* The task:
For this exercise, copy out each line of the material below that includes "false".

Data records

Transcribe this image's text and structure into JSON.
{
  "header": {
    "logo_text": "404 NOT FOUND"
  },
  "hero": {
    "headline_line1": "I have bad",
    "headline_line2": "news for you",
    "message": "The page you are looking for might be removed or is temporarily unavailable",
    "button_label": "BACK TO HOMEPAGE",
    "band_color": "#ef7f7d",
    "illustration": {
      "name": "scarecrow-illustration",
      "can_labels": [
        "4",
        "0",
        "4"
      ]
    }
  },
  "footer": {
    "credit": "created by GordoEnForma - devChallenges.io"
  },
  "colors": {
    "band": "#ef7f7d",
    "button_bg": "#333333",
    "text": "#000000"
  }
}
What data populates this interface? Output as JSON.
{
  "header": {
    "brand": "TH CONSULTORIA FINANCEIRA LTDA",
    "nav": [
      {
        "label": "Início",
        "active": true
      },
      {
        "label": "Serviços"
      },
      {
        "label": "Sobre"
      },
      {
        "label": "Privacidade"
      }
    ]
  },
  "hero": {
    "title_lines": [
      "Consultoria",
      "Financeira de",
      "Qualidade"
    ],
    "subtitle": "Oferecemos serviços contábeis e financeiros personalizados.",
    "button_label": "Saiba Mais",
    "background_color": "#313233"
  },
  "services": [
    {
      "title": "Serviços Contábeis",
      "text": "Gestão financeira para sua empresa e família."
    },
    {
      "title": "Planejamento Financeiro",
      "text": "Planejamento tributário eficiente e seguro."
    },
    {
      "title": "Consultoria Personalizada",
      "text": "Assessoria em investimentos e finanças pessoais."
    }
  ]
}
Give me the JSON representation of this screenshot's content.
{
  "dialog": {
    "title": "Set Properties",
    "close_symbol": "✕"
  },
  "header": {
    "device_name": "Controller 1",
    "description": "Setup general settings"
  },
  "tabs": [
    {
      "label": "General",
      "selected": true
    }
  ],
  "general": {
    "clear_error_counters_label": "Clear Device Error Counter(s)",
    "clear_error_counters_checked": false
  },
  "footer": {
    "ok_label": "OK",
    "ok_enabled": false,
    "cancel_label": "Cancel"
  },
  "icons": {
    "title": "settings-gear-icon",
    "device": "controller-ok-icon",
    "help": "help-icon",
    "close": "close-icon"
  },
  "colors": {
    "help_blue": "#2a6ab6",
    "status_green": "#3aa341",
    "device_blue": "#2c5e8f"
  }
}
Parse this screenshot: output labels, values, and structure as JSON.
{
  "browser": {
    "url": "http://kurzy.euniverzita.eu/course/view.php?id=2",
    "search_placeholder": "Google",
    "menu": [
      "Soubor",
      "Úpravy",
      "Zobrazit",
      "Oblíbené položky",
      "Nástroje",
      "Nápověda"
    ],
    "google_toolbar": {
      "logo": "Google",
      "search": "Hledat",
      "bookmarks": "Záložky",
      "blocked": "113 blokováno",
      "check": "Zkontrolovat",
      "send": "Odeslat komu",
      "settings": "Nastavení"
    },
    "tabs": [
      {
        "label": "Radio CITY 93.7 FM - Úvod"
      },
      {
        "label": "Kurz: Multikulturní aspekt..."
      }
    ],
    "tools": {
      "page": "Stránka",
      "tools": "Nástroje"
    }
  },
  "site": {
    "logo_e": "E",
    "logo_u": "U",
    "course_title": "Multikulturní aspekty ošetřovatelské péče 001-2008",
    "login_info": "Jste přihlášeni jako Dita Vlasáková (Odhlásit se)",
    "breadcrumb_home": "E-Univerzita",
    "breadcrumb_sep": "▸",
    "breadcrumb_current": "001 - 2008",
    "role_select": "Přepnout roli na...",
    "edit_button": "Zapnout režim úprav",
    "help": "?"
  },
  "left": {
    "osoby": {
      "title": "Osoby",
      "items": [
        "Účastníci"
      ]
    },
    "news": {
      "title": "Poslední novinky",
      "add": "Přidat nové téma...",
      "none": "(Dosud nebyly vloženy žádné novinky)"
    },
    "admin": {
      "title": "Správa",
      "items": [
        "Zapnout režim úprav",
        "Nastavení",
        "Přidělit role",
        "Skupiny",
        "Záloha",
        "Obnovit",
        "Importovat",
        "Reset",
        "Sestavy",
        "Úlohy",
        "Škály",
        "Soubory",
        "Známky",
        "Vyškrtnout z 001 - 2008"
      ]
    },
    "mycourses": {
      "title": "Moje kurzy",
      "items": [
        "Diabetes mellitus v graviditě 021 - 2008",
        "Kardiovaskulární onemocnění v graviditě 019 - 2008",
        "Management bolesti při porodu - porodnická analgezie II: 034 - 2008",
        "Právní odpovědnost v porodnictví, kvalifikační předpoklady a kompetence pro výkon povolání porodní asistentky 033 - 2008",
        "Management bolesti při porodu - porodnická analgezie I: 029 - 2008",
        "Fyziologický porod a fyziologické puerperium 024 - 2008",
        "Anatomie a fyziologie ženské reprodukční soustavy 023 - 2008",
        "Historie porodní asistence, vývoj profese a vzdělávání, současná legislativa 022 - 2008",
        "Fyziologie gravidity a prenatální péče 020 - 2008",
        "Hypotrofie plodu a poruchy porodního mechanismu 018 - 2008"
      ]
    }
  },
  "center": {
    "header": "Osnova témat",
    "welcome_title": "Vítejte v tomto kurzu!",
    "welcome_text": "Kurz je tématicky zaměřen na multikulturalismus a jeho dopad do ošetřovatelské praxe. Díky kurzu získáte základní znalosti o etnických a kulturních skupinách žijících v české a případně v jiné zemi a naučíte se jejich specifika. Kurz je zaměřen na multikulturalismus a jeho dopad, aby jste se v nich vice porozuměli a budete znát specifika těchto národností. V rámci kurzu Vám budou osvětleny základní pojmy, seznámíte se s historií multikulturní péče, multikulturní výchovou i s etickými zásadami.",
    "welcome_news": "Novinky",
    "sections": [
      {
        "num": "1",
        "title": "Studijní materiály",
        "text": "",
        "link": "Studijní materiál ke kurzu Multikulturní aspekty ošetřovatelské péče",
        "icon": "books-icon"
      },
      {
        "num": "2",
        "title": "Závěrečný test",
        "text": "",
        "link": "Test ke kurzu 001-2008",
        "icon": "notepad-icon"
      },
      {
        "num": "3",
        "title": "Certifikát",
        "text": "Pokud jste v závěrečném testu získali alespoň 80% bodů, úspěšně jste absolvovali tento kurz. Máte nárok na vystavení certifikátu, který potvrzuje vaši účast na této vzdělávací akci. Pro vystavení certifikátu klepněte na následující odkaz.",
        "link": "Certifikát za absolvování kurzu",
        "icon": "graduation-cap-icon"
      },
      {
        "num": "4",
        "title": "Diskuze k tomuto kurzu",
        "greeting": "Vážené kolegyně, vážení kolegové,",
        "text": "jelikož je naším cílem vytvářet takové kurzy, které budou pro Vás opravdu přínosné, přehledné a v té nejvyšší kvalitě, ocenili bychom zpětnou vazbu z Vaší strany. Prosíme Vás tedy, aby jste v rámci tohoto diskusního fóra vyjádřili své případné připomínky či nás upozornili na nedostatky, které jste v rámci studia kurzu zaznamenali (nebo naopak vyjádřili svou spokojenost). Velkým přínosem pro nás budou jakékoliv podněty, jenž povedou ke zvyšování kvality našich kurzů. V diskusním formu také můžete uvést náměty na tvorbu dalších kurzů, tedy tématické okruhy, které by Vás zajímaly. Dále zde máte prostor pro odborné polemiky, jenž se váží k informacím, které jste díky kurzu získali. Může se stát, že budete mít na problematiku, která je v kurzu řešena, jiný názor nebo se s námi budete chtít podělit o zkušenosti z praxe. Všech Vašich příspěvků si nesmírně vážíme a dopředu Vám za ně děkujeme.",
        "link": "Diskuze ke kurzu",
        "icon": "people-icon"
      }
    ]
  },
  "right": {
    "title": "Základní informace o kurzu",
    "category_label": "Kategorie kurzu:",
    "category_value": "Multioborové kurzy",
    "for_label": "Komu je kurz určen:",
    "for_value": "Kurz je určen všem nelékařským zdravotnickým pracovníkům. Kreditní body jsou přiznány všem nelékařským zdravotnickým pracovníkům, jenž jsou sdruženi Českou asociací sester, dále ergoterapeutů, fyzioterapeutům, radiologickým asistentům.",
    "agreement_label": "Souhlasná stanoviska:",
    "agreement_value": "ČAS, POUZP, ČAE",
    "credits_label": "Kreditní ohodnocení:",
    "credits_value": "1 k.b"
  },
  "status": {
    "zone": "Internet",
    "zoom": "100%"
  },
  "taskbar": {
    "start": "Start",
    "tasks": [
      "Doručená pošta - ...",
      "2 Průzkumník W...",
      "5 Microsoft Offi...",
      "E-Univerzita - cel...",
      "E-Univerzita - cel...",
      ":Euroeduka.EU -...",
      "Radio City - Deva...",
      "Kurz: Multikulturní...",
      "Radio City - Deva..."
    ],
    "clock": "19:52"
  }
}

* Expected output:
    "clear_error_counters_checked": false
    "ok_enabled": false,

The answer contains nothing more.